(Stored entries)
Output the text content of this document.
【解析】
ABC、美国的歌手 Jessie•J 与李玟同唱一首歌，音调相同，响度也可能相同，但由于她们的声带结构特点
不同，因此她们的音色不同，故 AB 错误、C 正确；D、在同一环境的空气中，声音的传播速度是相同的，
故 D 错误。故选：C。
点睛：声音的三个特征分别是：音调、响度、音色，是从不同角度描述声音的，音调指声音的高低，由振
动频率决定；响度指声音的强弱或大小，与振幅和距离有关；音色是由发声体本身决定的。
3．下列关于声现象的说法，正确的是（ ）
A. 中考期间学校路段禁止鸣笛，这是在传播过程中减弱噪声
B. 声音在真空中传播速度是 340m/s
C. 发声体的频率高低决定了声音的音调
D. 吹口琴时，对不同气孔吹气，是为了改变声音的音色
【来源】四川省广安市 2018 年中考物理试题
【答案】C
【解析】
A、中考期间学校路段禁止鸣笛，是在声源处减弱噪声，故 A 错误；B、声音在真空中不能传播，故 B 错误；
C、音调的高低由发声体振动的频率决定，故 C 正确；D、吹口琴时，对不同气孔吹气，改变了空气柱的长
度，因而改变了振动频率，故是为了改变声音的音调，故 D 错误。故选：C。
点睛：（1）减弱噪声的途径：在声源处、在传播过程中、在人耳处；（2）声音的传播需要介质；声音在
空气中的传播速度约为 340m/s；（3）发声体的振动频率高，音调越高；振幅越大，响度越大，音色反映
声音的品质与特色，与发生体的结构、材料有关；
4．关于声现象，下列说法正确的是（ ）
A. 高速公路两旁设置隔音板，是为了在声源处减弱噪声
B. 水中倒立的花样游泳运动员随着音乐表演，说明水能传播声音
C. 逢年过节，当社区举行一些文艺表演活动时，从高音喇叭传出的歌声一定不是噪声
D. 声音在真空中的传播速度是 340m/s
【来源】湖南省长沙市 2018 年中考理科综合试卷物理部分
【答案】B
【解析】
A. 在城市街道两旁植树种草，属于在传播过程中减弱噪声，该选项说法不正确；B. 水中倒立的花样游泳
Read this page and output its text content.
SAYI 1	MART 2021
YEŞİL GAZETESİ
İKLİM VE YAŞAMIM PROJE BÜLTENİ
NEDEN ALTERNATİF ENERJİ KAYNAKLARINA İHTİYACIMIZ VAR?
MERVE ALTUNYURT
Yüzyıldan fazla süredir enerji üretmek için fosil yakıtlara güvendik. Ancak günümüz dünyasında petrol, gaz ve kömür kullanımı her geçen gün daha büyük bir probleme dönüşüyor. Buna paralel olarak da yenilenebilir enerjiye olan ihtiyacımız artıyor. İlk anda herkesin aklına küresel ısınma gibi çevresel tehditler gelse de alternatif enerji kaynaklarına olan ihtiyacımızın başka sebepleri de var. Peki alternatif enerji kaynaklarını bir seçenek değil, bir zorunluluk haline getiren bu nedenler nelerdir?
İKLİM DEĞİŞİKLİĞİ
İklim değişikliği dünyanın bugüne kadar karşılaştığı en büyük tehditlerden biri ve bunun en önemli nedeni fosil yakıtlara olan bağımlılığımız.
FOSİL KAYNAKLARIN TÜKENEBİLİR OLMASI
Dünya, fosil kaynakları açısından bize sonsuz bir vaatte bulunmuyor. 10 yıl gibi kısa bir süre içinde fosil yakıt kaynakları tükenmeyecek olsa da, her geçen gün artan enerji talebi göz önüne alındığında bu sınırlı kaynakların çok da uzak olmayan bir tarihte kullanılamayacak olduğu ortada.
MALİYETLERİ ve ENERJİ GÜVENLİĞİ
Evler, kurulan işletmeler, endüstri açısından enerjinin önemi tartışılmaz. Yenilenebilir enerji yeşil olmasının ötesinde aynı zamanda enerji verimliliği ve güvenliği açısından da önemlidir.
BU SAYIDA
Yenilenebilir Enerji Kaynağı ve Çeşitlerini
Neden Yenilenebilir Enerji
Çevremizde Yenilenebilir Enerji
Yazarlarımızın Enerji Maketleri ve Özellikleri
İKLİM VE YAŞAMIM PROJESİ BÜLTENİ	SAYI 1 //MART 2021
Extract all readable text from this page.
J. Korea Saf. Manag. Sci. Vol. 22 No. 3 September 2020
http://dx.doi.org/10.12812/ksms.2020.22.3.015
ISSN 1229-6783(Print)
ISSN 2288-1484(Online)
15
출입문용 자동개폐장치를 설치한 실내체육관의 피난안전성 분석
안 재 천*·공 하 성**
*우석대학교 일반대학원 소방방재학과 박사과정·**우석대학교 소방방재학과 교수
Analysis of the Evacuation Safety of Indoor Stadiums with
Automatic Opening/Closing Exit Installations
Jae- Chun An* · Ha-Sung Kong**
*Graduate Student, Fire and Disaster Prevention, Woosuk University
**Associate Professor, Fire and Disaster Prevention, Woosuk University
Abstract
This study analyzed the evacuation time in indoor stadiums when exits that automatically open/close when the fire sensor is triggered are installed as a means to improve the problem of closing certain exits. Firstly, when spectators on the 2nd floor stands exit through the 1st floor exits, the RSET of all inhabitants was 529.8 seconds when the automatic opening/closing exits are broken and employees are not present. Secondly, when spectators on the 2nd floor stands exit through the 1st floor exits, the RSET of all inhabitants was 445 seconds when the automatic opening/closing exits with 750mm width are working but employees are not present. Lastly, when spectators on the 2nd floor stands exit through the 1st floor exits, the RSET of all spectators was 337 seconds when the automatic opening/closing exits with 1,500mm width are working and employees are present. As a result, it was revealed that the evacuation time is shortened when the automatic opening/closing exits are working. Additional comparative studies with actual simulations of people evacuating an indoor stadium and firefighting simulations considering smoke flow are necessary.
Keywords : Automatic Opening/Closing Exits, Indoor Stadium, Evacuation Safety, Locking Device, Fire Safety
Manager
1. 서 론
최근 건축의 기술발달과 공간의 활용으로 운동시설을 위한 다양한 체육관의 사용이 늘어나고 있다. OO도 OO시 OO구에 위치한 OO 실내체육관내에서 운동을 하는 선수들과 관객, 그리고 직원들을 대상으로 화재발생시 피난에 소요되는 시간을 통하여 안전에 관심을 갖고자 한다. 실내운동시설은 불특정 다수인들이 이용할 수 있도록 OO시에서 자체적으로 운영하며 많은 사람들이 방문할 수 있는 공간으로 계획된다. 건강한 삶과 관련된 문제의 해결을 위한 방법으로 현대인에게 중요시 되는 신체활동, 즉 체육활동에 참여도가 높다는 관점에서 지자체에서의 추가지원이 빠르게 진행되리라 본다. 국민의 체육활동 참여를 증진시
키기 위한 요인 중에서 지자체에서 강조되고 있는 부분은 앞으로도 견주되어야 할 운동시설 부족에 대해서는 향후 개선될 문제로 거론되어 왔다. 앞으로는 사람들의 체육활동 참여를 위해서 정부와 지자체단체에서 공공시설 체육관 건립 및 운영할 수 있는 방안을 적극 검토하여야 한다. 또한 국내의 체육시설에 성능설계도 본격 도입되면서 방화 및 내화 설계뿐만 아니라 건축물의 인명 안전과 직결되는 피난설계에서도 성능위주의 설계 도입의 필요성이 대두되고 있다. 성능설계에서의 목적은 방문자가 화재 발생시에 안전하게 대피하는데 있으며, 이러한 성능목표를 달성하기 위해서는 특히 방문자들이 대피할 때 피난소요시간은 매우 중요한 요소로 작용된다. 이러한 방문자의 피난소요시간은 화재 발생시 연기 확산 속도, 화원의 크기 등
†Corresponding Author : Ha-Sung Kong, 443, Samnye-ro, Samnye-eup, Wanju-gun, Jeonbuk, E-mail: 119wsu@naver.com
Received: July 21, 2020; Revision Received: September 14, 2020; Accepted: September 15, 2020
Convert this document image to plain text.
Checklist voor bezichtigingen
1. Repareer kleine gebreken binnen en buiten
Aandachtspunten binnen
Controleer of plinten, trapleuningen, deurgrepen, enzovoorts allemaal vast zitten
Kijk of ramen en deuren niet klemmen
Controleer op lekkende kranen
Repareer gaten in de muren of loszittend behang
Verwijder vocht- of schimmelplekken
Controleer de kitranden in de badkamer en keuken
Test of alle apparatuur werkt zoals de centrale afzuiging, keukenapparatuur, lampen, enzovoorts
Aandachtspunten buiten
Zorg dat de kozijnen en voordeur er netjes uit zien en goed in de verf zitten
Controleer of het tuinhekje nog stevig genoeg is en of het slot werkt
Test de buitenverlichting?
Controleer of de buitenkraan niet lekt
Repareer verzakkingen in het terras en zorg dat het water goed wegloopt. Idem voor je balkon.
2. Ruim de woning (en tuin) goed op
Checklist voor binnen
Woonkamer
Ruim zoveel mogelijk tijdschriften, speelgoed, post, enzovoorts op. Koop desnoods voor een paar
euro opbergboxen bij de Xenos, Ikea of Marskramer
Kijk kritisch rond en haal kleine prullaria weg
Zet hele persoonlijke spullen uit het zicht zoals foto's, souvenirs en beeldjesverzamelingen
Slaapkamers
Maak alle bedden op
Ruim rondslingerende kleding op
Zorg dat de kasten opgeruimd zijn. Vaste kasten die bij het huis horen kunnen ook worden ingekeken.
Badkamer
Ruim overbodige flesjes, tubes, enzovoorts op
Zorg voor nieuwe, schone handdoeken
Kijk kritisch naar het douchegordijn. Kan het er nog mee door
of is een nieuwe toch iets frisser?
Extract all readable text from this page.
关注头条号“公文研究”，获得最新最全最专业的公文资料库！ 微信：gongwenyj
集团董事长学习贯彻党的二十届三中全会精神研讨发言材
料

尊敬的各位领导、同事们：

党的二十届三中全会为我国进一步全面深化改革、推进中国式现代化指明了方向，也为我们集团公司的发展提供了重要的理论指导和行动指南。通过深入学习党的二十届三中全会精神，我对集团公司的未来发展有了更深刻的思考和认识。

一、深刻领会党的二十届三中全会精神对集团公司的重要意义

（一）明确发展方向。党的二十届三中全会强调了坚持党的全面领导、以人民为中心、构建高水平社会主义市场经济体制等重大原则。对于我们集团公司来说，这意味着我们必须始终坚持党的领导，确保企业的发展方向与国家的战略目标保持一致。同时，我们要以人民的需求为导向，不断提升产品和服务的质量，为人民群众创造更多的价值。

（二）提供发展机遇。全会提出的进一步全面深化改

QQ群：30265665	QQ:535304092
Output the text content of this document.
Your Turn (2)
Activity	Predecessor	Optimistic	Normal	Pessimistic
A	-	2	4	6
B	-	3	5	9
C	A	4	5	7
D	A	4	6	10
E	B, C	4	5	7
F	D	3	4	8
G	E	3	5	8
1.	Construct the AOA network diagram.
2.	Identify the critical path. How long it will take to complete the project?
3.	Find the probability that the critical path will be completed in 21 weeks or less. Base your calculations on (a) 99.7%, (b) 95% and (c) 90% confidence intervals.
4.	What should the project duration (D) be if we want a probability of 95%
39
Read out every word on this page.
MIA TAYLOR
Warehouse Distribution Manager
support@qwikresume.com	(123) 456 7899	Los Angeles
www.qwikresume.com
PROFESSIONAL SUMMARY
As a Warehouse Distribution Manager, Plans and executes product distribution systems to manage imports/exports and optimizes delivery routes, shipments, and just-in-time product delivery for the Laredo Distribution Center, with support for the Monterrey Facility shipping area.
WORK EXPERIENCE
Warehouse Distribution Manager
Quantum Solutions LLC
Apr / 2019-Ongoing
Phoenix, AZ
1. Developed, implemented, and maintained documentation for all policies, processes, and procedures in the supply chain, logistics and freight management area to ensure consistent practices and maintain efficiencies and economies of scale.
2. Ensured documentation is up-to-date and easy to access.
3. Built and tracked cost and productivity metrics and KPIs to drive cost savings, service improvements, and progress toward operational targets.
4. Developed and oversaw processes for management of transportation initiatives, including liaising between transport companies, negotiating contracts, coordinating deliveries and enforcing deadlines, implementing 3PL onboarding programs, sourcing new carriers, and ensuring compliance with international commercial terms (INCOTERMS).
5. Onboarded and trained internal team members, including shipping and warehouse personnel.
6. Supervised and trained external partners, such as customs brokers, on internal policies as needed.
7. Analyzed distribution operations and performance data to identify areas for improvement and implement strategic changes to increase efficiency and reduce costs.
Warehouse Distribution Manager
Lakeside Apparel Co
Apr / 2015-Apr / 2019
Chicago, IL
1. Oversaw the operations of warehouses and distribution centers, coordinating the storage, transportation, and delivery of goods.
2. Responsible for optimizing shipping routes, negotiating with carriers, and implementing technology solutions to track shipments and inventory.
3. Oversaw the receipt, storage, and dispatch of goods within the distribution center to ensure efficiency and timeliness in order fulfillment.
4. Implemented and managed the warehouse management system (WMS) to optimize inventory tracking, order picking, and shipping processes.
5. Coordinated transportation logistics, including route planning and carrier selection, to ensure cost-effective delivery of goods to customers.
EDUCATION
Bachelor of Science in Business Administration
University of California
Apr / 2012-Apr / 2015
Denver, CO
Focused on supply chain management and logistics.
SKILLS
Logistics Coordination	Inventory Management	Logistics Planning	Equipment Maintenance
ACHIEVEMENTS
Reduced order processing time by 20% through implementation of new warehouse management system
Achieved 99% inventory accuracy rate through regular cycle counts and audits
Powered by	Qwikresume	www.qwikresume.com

* WHAT TO PRODUCE
Collect every line from the records above that contains the word "internal".

* EXERCISE RESULT
5. Onboarded and trained internal team members, including shipping and warehouse personnel.
6. Supervised and trained external partners, such as customs brokers, on internal policies as needed.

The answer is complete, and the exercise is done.